─── Data provided ───

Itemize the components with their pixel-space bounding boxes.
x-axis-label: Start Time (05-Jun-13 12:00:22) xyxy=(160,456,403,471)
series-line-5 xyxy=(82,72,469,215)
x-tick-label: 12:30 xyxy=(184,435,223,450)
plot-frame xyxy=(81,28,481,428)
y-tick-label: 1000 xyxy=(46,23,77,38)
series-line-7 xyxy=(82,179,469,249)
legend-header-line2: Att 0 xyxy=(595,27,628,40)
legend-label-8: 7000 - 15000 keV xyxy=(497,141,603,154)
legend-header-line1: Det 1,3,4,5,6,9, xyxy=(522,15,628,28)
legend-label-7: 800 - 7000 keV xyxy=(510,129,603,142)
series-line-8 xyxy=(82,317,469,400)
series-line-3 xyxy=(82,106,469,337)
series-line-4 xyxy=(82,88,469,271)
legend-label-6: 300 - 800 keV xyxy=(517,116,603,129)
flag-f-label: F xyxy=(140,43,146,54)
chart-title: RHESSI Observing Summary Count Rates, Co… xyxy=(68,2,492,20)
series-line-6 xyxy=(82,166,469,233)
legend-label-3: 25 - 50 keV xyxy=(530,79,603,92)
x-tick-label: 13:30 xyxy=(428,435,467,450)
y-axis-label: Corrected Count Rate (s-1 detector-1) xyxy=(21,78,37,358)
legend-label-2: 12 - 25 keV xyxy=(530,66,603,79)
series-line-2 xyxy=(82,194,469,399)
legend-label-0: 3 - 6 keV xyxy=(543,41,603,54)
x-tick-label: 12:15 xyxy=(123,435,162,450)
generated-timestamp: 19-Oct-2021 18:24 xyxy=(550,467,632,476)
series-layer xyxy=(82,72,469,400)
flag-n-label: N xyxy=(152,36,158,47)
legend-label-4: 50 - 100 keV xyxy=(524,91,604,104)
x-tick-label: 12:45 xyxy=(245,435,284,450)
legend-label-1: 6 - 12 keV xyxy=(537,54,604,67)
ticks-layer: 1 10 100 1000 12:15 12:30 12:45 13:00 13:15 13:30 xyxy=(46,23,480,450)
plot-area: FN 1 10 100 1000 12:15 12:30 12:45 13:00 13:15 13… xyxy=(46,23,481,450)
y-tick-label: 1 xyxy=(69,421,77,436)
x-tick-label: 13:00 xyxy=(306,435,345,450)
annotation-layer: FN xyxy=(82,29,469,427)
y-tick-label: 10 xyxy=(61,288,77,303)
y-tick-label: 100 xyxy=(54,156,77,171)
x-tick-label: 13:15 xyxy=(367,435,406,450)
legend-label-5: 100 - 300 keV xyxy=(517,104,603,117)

───

» **Do this**:
Rename every "series-line" in the material above to "data-line", and reproduce all the lines with nothing else changed.

» **Solved exercise**:
Itemize the components with their pixel-space bounding boxes.
x-axis-label: Start Time (05-Jun-13 12:00:22) xyxy=(160,456,403,471)
data-line-5 xyxy=(82,72,469,215)
x-tick-label: 12:30 xyxy=(184,435,223,450)
plot-frame xyxy=(81,28,481,428)
y-tick-label: 1000 xyxy=(46,23,77,38)
data-line-7 xyxy=(82,179,469,249)
legend-header-line2: Att 0 xyxy=(595,27,628,40)
legend-label-8: 7000 - 15000 keV xyxy=(497,141,603,154)
legend-header-line1: Det 1,3,4,5,6,9, xyxy=(522,15,628,28)
legend-label-7: 800 - 7000 keV xyxy=(510,129,603,142)
data-line-8 xyxy=(82,317,469,400)
data-line-3 xyxy=(82,106,469,337)
data-line-4 xyxy=(82,88,469,271)
legend-label-6: 300 - 800 keV xyxy=(517,116,603,129)
flag-f-label: F xyxy=(140,43,146,54)
chart-title: RHESSI Observing Summary Count Rates, Co… xyxy=(68,2,492,20)
data-line-6 xyxy=(82,166,469,233)
legend-label-3: 25 - 50 keV xyxy=(530,79,603,92)
x-tick-label: 13:30 xyxy=(428,435,467,450)
y-axis-label: Corrected Count Rate (s-1 detector-1) xyxy=(21,78,37,358)
legend-label-2: 12 - 25 keV xyxy=(530,66,603,79)
data-line-2 xyxy=(82,194,469,399)
legend-label-0: 3 - 6 keV xyxy=(543,41,603,54)
x-tick-label: 12:15 xyxy=(123,435,162,450)
generated-timestamp: 19-Oct-2021 18:24 xyxy=(550,467,632,476)
series-layer xyxy=(82,72,469,400)
flag-n-label: N xyxy=(152,36,158,47)
legend-label-4: 50 - 100 keV xyxy=(524,91,604,104)
x-tick-label: 12:45 xyxy=(245,435,284,450)
legend-label-1: 6 - 12 keV xyxy=(537,54,604,67)
ticks-layer: 1 10 100 1000 12:15 12:30 12:45 13:00 13:15 13:30 xyxy=(46,23,480,450)
plot-area: FN 1 10 100 1000 12:15 12:30 12:45 13:00 13:15 13… xyxy=(46,23,481,450)
y-tick-label: 1 xyxy=(69,421,77,436)
x-tick-label: 13:00 xyxy=(306,435,345,450)
annotation-layer: FN xyxy=(82,29,469,427)
y-tick-label: 10 xyxy=(61,288,77,303)
y-tick-label: 100 xyxy=(54,156,77,171)
x-tick-label: 13:15 xyxy=(367,435,406,450)
legend-label-5: 100 - 300 keV xyxy=(517,104,603,117)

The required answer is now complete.